» Challenge
Transcribe all the entries word for word, omitting any pictures they contain.

─── Input

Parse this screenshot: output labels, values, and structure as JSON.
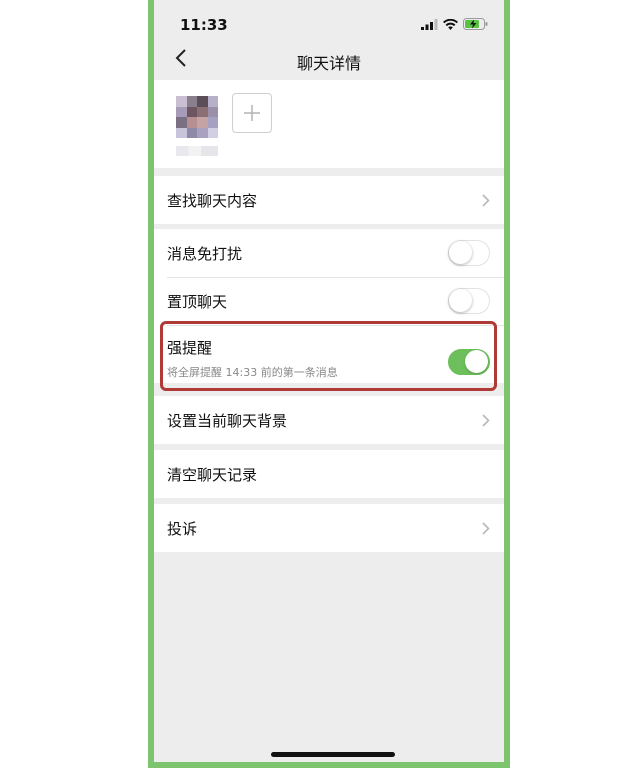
{
  "status_bar": {
    "time": "11:33",
    "icons": [
      "signal-icon",
      "wifi-icon",
      "battery-charging-icon"
    ]
  },
  "nav": {
    "back_icon": "chevron-left-icon",
    "title": "聊天详情"
  },
  "members": {
    "add_icon": "plus-icon"
  },
  "sections": {
    "search": {
      "label": "查找聊天内容"
    },
    "mute": {
      "label": "消息免打扰",
      "enabled": false
    },
    "pin": {
      "label": "置顶聊天",
      "enabled": false
    },
    "strong_reminder": {
      "label": "强提醒",
      "subtitle": "将全屏提醒 14:33 前的第一条消息",
      "enabled": true
    },
    "background": {
      "label": "设置当前聊天背景"
    },
    "clear": {
      "label": "清空聊天记录"
    },
    "report": {
      "label": "投诉"
    }
  },
  "colors": {
    "frame_border": "#7cc46e",
    "toggle_on": "#6cbf5a",
    "highlight_border": "#b03a35",
    "page_background": "#ededed"
  }
}
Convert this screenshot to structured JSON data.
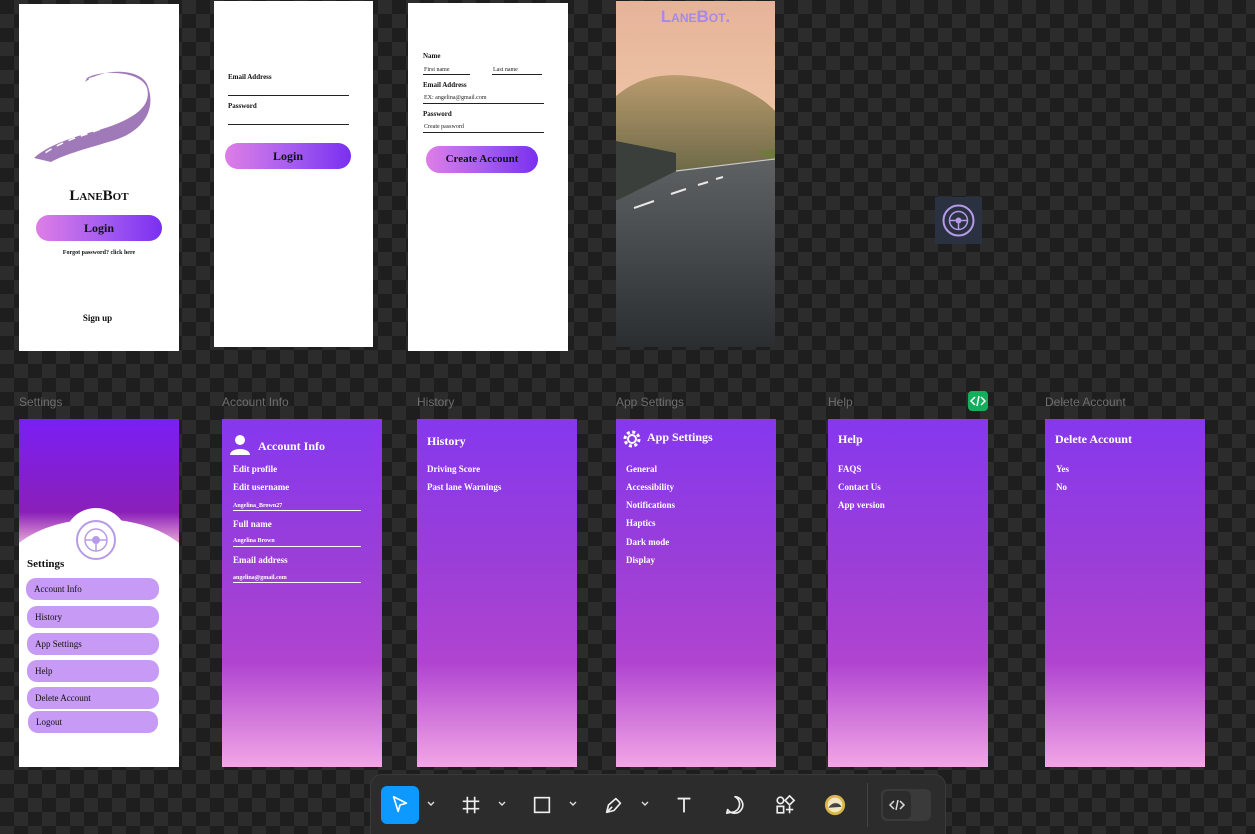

──────

» Solution to this problem
Parse this screenshot: output labels, values, and structure as JSON.
{
  "status_bar": {
    "time": "11:33",
    "icons": [
      "signal-icon",
      "wifi-icon",
      "battery-charging-icon"
    ]
  },
  "nav": {
    "back_icon": "chevron-left-icon",
    "title": "聊天详情"
  },
  "members": {
    "add_icon": "plus-icon"
  },
  "sections": {
    "search": {
      "label": "查找聊天内容"
    },
    "mute": {
      "label": "消息免打扰",
      "enabled": false
    },
    "pin": {
      "label": "置顶聊天",
      "enabled": false
    },
    "strong_reminder": {
      "label": "强提醒",
      "subtitle": "将全屏提醒 14:33 前的第一条消息",
      "enabled": true
    },
    "background": {
      "label": "设置当前聊天背景"
    },
    "clear": {
      "label": "清空聊天记录"
    },
    "report": {
      "label": "投诉"
    }
  },
  "colors": {
    "frame_border": "#7cc46e",
    "toggle_on": "#6cbf5a",
    "highlight_border": "#b03a35",
    "page_background": "#ededed"
  }
}
Convert this screenshot to structured JSON data.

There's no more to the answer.